(Collected data entries)

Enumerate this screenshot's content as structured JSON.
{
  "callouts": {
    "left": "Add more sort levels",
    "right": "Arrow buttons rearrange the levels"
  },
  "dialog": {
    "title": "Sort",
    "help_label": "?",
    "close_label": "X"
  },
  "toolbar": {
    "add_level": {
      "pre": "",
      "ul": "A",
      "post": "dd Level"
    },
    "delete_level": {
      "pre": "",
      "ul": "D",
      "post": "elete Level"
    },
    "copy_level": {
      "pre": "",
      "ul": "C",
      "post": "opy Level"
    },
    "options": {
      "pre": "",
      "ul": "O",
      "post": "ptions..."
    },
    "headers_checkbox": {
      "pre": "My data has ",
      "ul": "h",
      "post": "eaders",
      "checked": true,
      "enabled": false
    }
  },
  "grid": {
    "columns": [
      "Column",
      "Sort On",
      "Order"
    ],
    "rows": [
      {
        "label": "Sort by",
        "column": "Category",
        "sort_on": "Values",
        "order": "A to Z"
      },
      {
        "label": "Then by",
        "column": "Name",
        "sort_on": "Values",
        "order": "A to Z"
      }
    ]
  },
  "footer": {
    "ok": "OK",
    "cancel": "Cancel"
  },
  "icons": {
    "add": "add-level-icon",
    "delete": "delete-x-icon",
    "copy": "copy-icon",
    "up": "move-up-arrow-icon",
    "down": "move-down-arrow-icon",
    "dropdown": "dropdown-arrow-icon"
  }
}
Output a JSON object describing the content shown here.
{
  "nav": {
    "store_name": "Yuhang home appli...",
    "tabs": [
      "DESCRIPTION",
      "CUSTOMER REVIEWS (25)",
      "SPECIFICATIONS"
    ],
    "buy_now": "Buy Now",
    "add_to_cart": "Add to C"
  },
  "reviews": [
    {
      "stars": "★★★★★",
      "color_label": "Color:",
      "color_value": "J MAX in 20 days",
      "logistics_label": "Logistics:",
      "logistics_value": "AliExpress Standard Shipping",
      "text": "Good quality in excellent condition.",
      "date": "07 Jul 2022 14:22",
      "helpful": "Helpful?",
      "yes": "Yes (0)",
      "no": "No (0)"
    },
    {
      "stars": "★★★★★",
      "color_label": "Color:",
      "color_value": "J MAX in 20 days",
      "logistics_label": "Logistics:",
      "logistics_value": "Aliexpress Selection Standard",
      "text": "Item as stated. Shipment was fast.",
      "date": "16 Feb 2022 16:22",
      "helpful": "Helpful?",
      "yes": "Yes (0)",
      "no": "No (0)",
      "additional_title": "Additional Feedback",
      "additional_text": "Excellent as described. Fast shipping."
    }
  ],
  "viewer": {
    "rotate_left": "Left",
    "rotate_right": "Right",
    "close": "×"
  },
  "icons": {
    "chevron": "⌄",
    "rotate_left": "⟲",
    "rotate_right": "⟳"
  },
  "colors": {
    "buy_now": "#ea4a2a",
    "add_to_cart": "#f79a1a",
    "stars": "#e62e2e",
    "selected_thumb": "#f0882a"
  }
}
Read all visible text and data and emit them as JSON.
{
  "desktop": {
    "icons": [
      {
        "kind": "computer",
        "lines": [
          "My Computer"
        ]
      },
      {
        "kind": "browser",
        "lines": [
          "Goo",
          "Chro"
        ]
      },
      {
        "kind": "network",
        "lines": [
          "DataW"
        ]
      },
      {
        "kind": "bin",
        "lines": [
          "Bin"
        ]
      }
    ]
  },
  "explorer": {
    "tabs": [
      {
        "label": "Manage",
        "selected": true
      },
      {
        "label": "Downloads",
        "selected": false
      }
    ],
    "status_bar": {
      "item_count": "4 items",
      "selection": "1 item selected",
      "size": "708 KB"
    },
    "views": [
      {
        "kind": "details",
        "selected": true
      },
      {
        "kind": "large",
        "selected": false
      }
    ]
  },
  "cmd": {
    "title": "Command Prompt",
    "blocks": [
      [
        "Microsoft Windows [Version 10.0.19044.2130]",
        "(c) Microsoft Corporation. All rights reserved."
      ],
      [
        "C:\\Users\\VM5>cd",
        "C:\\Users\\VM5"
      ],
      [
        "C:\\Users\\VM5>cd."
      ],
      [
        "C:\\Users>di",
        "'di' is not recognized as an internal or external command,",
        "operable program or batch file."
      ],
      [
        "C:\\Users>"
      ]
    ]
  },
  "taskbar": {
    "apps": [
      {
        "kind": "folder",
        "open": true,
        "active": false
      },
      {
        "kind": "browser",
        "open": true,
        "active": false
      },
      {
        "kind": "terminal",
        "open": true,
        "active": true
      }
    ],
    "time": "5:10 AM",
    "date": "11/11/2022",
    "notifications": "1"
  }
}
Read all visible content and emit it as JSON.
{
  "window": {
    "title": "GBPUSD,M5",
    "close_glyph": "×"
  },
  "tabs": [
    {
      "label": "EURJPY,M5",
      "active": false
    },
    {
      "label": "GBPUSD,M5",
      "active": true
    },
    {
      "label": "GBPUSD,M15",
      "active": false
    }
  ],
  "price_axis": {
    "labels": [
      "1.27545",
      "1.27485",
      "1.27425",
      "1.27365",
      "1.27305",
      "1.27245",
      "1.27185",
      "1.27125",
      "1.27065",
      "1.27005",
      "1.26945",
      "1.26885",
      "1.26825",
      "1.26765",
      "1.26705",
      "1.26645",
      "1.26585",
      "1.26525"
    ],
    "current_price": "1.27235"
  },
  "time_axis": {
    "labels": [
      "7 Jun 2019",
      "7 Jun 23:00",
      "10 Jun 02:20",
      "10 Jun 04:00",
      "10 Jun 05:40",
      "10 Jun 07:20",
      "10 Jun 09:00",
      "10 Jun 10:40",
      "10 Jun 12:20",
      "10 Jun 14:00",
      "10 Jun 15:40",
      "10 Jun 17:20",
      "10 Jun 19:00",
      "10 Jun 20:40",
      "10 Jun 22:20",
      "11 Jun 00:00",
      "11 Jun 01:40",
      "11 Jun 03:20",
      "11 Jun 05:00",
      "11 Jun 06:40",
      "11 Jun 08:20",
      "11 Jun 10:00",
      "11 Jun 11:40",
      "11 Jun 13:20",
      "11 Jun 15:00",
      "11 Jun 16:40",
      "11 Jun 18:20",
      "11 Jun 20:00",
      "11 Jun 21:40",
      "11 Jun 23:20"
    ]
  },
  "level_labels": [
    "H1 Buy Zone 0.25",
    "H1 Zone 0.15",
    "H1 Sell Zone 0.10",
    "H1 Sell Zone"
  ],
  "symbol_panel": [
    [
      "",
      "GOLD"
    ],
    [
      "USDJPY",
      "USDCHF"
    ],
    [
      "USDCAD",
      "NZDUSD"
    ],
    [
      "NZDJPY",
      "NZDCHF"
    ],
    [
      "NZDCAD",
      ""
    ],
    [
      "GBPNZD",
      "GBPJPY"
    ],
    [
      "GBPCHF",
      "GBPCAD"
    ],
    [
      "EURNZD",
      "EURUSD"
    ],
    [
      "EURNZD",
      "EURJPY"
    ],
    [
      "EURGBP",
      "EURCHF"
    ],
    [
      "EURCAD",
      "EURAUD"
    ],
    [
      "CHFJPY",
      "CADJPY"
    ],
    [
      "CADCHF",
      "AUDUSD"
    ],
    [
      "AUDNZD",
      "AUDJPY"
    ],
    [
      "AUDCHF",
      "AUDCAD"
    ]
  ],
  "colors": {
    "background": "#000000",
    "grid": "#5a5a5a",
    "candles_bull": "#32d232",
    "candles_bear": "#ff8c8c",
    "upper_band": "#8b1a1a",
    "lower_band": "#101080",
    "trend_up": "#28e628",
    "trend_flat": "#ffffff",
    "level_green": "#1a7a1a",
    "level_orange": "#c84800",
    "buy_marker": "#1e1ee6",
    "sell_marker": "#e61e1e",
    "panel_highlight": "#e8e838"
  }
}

> **THE PROBLEM**
Copy out each line of the records where the string "emit" appears.

> **EXERCISE RESULT**
Read all visible text and data and emit them as JSON.
Read all visible content and emit it as JSON.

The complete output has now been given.